Stored items from a collection:
+ + +

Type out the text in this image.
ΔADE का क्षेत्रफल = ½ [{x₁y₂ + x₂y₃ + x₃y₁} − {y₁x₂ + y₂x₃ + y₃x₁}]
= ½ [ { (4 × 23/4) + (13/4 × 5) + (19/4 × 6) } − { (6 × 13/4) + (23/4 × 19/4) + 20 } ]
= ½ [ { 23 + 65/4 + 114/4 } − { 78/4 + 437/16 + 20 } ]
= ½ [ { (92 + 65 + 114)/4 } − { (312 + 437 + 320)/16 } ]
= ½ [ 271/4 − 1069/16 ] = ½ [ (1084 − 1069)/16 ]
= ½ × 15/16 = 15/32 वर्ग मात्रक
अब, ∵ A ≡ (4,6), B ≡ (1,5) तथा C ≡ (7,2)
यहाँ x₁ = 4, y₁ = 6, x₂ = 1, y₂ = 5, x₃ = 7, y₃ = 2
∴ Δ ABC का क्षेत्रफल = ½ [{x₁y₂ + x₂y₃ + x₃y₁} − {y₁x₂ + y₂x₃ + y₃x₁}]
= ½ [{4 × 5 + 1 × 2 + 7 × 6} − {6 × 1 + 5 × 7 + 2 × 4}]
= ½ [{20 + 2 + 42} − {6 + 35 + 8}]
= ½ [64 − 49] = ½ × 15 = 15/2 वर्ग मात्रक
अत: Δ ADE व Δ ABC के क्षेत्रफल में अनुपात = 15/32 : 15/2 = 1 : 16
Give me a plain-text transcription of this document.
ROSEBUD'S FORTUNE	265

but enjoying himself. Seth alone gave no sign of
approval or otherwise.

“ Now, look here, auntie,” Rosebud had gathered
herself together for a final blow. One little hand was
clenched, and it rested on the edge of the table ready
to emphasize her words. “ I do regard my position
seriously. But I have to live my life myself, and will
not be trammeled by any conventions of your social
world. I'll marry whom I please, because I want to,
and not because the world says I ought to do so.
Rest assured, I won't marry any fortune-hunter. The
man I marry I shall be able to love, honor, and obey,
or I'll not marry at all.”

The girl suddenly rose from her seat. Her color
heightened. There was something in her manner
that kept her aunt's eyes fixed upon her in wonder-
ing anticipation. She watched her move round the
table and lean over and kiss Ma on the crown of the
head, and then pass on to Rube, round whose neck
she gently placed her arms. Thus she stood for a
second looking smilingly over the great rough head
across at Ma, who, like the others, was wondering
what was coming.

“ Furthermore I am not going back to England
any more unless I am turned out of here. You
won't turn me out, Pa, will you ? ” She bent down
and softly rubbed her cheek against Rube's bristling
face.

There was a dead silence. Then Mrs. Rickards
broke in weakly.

+ + +

» What you have to do
Above are the records. Identify each line that contains the word "x₁y₂".

» Expected answer
ΔADE का क्षेत्रफल = ½ [{x₁y₂ + x₂y₃ + x₃y₁} − {y₁x₂ + y₂x₃ + y₃x₁}]
∴ Δ ABC का क्षेत्रफल = ½ [{x₁y₂ + x₂y₃ + x₃y₁} − {y₁x₂ + y₂x₃ + y₃x₁}]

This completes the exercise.